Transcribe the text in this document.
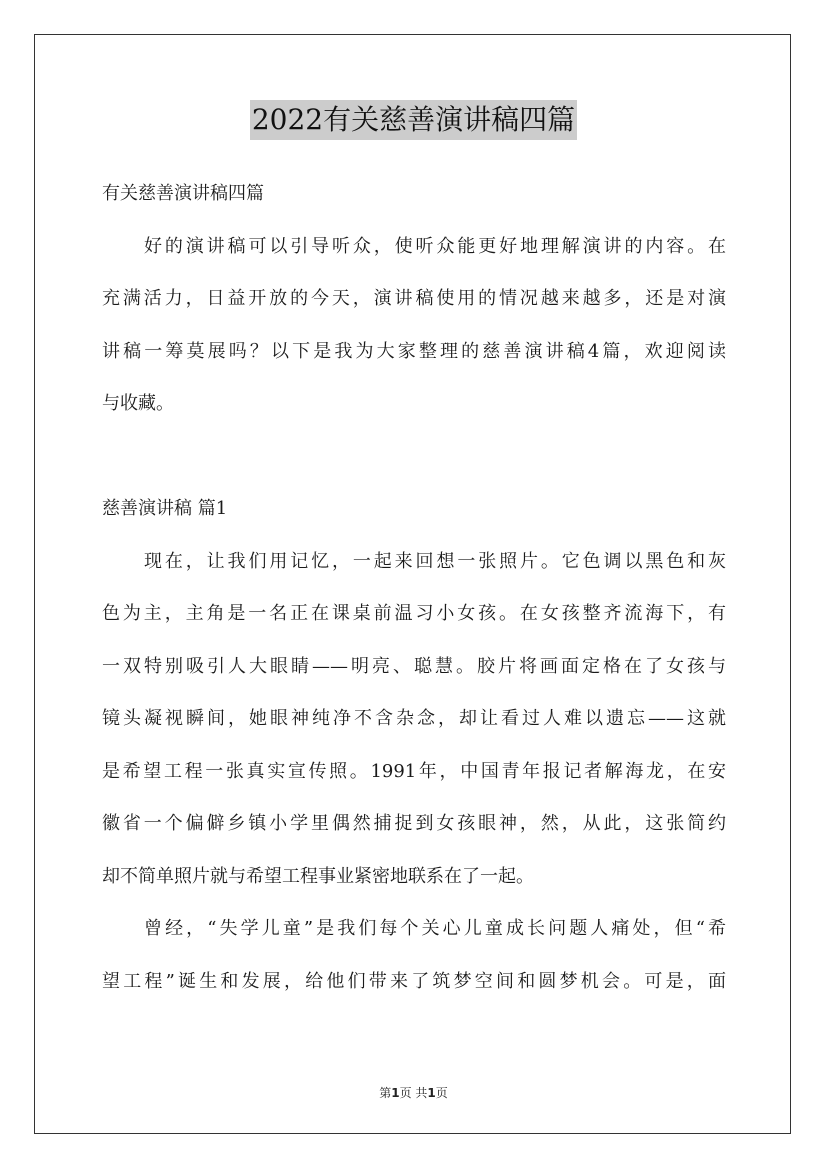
2022有关慈善演讲稿四篇
有关慈善演讲稿四篇
好的演讲稿可以引导听众，使听众能更好地理解演讲的内容。在
充满活力，日益开放的今天，演讲稿使用的情况越来越多，还是对演
讲稿一筹莫展吗？以下是我为大家整理的慈善演讲稿4篇，欢迎阅读
与收藏。
慈善演讲稿 篇1
现在，让我们用记忆，一起来回想一张照片。它色调以黑色和灰
色为主，主角是一名正在课桌前温习小女孩。在女孩整齐流海下，有
一双特别吸引人大眼睛——明亮、聪慧。胶片将画面定格在了女孩与
镜头凝视瞬间，她眼神纯净不含杂念，却让看过人难以遗忘——这就
是希望工程一张真实宣传照。1991年，中国青年报记者解海龙，在安
徽省一个偏僻乡镇小学里偶然捕捉到女孩眼神，然，从此，这张简约
却不简单照片就与希望工程事业紧密地联系在了一起。
曾经，“失学儿童”是我们每个关心儿童成长问题人痛处，但“希
望工程”诞生和发展，给他们带来了筑梦空间和圆梦机会。可是，面
第1页 共1页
━━━━━━━━━━━━━━━━━━━━━━━━━━━━━━
Pictures in the records above should not be copied. Repeat everything else exactly.

▸ **ANSWER TO THIS EXERCISE**:
Transcribe the text in this document.
2022有关慈善演讲稿四篇
有关慈善演讲稿四篇
好的演讲稿可以引导听众，使听众能更好地理解演讲的内容。在
充满活力，日益开放的今天，演讲稿使用的情况越来越多，还是对演
讲稿一筹莫展吗？以下是我为大家整理的慈善演讲稿4篇，欢迎阅读
与收藏。
慈善演讲稿 篇1
现在，让我们用记忆，一起来回想一张照片。它色调以黑色和灰
色为主，主角是一名正在课桌前温习小女孩。在女孩整齐流海下，有
一双特别吸引人大眼睛——明亮、聪慧。胶片将画面定格在了女孩与
镜头凝视瞬间，她眼神纯净不含杂念，却让看过人难以遗忘——这就
是希望工程一张真实宣传照。1991年，中国青年报记者解海龙，在安
徽省一个偏僻乡镇小学里偶然捕捉到女孩眼神，然，从此，这张简约
却不简单照片就与希望工程事业紧密地联系在了一起。
曾经，“失学儿童”是我们每个关心儿童成长问题人痛处，但“希
望工程”诞生和发展，给他们带来了筑梦空间和圆梦机会。可是，面
第1页 共1页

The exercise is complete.